[Data excerpts]
▼

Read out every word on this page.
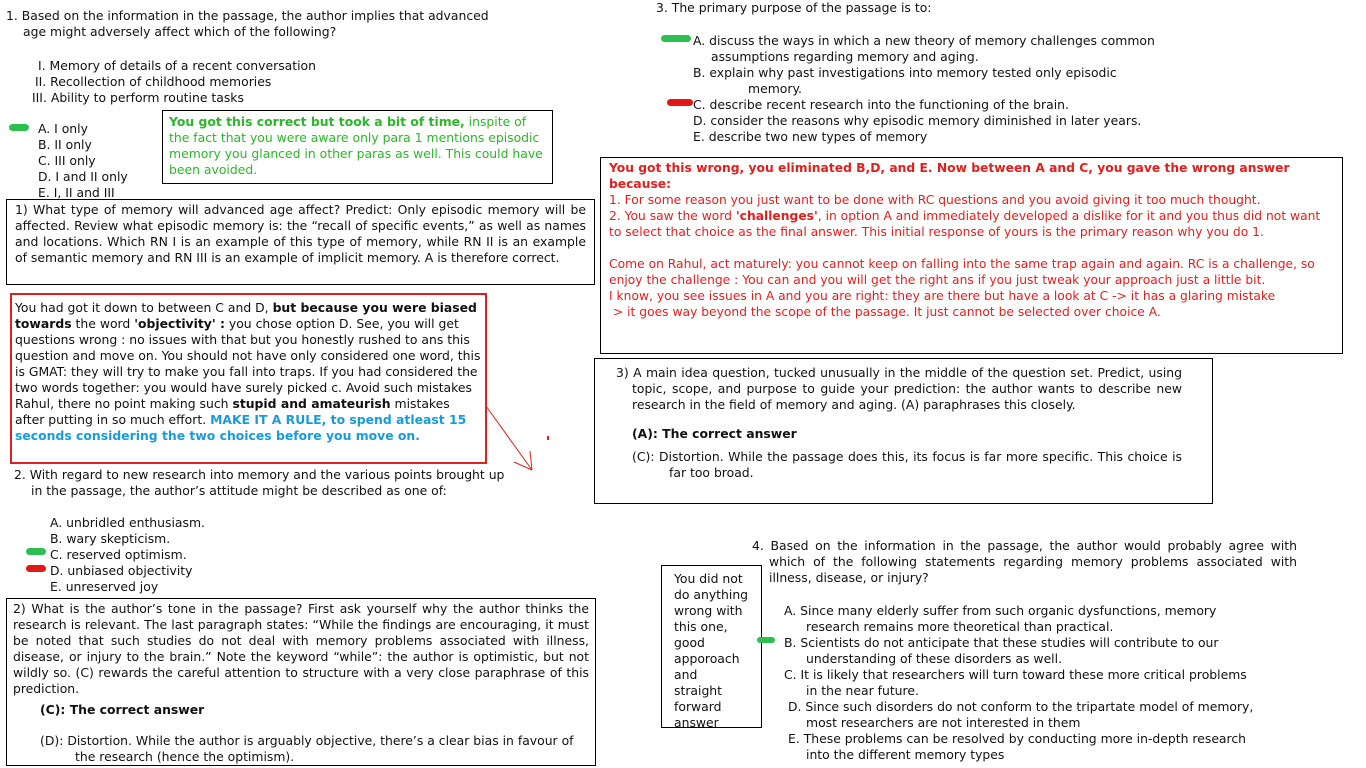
1. Based on the information in the passage, the author implies that advanced
age might adversely affect which of the following?
I. Memory of details of a recent conversation
II. Recollection of childhood memories
III. Ability to perform routine tasks
A. I only
B. II only
C. III only
D. I and II only
E. I, II and III
You got this correct but took a bit of time, inspite of the fact that you were aware only para 1 mentions episodic memory you glanced in other paras as well. This could have been avoided.
1) What type of memory will advanced age affect? Predict: Only episodic memory will be affected. Review what episodic memory is: the “recall of specific events,” as well as names and locations. Which RN I is an example of this type of memory, while RN II is an example of semantic memory and RN III is an example of implicit memory. A is therefore correct.
You had got it down to between C and D, but because you were biased towards the word 'objectivity' : you chose option D. See, you will get questions wrong : no issues with that but you honestly rushed to ans this question and move on. You should not have only considered one word, this is GMAT: they will try to make you fall into traps. If you had considered the two words together: you would have surely picked c. Avoid such mistakes Rahul, there no point making such stupid and amateurish mistakes after putting in so much effort. MAKE IT A RULE, to spend atleast 15 seconds considering the two choices before you move on.
2. With regard to new research into memory and the various points brought up
in the passage, the author’s attitude might be described as one of:
A. unbridled enthusiasm.
B. wary skepticism.
C. reserved optimism.
D. unbiased objectivity
E. unreserved joy
2) What is the author’s tone in the passage? First ask yourself why the author thinks the research is relevant. The last paragraph states: “While the findings are encouraging, it must be noted that such studies do not deal with memory problems associated with illness, disease, or injury to the brain.” Note the keyword “while”: the author is optimistic, but not wildly so. (C) rewards the careful attention to structure with a very close paraphrase of this prediction.
(C): The correct answer
(D): Distortion. While the author is arguably objective, there’s a clear bias in favour of the research (hence the optimism).
3. The primary purpose of the passage is to:
A. discuss the ways in which a new theory of memory challenges common
assumptions regarding memory and aging.
B. explain why past investigations into memory tested only episodic
memory.
C. describe recent research into the functioning of the brain.
D. consider the reasons why episodic memory diminished in later years.
E. describe two new types of memory
You got this wrong, you eliminated B,D, and E. Now between A and C, you gave the wrong answer because:
1. For some reason you just want to be done with RC questions and you avoid giving it too much thought.
2. You saw the word 'challenges', in option A and immediately developed a dislike for it and you thus did not want to select that choice as the final answer. This initial response of yours is the primary reason why you do 1.
Come on Rahul, act maturely: you cannot keep on falling into the same trap again and again. RC is a challenge, so enjoy the challenge : You can and you will get the right ans if you just tweak your approach just a little bit.
I know, you see issues in A and you are right: they are there but have a look at C -> it has a glaring mistake
> it goes way beyond the scope of the passage. It just cannot be selected over choice A.
3) A main idea question, tucked unusually in the middle of the question set. Predict, using topic, scope, and purpose to guide your prediction: the author wants to describe new research in the field of memory and aging. (A) paraphrases this closely.
(A): The correct answer
(C): Distortion. While the passage does this, its focus is far more specific. This choice is far too broad.
4. Based on the information in the passage, the author would probably agree with which of the following statements regarding memory problems associated with illness, disease, or injury?
You did not do anything wrong with this one, good apporoach and straight forward answer
A. Since many elderly suffer from such organic dysfunctions, memory
research remains more theoretical than practical.
B. Scientists do not anticipate that these studies will contribute to our
understanding of these disorders as well.
C. It is likely that researchers will turn toward these more critical problems
in the near future.
D. Since such disorders do not conform to the tripartate model of memory,
most researchers are not interested in them
E. These problems can be resolved by conducting more in-depth research
into the different memory types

▲

Your task – Only lines with the string "passage" belong in your answer; copy each one.

Exercise result –
1. Based on the information in the passage, the author implies that advanced
in the passage, the author’s attitude might be described as one of:
2) What is the author’s tone in the passage? First ask yourself why the author thinks the research is relevant. The last paragraph states: “While the findings are encouraging, it must be noted that such studies do not deal with memory problems associated with illness, disease, or injury to the brain.” Note the keyword “while”: the author is optimistic, but not wildly so. (C) rewards the careful attention to structure with a very close paraphrase of this prediction.
3. The primary purpose of the passage is to:
> it goes way beyond the scope of the passage. It just cannot be selected over choice A.
(C): Distortion. While the passage does this, its focus is far more specific. This choice is far too broad.
4. Based on the information in the passage, the author would probably agree with which of the following statements regarding memory problems associated with illness, disease, or injury?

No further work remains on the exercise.